:: Data to process

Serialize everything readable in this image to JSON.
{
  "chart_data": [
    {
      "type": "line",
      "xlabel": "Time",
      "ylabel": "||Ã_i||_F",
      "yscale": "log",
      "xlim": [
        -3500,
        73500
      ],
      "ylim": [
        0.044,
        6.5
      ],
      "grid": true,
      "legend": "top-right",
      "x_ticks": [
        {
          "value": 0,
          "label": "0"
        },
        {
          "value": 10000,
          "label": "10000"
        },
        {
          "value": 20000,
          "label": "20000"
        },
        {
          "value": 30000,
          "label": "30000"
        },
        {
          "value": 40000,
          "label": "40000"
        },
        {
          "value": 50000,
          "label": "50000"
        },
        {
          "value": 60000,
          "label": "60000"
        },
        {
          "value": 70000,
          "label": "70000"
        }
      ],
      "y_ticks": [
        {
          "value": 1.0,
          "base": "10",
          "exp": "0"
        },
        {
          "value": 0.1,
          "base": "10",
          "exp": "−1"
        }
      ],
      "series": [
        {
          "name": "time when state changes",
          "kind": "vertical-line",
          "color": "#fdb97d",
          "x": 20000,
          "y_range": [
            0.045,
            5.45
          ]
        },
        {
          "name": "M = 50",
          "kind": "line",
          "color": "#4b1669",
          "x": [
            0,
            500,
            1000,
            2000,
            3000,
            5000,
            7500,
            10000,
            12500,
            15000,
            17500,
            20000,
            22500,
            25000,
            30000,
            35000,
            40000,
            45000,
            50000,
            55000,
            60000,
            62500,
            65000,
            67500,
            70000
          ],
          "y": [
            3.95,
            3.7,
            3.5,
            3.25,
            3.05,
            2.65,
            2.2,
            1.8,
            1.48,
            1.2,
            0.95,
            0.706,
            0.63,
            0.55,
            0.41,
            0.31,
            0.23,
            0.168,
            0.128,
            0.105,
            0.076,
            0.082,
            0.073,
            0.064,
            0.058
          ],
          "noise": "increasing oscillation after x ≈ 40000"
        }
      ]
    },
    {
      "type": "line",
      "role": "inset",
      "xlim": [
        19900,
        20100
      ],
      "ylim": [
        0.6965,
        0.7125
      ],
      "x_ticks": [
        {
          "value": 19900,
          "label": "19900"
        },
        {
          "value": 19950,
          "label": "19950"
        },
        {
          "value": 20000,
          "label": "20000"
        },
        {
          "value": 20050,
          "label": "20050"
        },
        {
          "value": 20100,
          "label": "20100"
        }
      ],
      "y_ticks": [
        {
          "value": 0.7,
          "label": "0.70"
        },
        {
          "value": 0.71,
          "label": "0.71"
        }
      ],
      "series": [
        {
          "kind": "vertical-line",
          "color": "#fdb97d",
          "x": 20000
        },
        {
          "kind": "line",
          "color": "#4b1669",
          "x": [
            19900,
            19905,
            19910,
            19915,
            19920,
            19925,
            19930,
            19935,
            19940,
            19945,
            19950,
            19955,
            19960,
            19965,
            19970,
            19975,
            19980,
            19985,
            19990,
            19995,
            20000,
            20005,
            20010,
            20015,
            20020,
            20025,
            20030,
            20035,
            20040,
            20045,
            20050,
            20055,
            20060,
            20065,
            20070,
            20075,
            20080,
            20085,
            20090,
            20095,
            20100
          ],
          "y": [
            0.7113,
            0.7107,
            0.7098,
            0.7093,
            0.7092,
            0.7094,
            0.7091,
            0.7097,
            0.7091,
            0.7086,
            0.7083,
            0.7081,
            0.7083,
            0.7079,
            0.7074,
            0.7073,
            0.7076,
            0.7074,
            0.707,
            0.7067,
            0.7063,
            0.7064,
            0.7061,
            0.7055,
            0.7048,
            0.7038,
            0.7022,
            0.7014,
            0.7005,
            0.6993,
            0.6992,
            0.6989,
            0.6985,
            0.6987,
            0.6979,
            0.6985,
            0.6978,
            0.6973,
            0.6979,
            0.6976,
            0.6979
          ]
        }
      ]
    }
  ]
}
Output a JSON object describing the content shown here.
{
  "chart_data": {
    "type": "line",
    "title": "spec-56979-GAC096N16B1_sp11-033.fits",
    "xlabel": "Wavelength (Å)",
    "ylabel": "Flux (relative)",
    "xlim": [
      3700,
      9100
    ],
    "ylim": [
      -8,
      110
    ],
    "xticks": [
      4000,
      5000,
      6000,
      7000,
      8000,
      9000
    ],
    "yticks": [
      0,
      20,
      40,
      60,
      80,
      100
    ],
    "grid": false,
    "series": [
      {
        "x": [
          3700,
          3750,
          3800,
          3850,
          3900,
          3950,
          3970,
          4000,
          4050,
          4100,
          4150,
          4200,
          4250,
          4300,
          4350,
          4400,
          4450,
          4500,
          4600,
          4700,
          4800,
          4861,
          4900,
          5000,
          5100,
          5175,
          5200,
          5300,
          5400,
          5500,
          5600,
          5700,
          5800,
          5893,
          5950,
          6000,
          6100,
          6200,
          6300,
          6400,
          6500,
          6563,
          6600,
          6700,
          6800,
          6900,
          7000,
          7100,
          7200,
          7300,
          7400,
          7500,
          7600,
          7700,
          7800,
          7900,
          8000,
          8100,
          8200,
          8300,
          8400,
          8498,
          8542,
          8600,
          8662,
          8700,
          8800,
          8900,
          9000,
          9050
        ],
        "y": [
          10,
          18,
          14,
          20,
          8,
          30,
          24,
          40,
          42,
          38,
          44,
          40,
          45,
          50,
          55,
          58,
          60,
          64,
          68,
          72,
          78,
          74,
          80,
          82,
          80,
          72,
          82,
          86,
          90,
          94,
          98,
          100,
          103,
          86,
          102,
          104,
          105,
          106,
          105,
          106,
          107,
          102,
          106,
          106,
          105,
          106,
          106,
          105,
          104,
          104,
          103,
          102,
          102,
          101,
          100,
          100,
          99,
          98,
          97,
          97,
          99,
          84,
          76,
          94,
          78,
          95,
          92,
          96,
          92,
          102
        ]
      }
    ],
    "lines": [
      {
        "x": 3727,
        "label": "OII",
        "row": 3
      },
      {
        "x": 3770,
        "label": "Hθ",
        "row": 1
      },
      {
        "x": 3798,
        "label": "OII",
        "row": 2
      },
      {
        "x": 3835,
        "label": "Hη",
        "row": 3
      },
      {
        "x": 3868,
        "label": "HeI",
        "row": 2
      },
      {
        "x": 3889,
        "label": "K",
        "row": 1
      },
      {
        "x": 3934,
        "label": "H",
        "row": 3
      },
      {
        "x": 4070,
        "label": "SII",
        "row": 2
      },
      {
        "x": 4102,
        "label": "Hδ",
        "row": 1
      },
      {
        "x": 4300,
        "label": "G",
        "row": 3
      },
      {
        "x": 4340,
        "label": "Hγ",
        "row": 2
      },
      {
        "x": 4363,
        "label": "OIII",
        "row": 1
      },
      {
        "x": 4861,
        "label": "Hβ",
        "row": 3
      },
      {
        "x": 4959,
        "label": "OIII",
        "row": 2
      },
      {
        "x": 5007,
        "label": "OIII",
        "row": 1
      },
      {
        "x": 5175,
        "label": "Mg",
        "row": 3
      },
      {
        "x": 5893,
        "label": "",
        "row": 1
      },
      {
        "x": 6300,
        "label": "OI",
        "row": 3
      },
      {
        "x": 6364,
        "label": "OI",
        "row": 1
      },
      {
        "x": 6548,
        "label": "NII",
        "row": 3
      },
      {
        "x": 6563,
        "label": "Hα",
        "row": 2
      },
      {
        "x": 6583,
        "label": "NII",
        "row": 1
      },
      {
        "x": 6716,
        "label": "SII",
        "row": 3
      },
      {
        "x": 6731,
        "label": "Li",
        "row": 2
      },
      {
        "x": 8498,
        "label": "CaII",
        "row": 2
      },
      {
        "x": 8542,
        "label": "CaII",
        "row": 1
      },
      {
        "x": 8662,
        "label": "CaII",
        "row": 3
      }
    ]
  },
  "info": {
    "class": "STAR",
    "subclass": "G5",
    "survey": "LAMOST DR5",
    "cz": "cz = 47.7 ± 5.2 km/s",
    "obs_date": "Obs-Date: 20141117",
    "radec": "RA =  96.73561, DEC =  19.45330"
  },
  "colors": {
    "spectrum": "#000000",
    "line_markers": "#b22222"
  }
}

::::

Copy out each line of the data where the string "JSON" appears.

▸ **Task answer**:
Serialize everything readable in this image to JSON.
Output a JSON object describing the content shown here.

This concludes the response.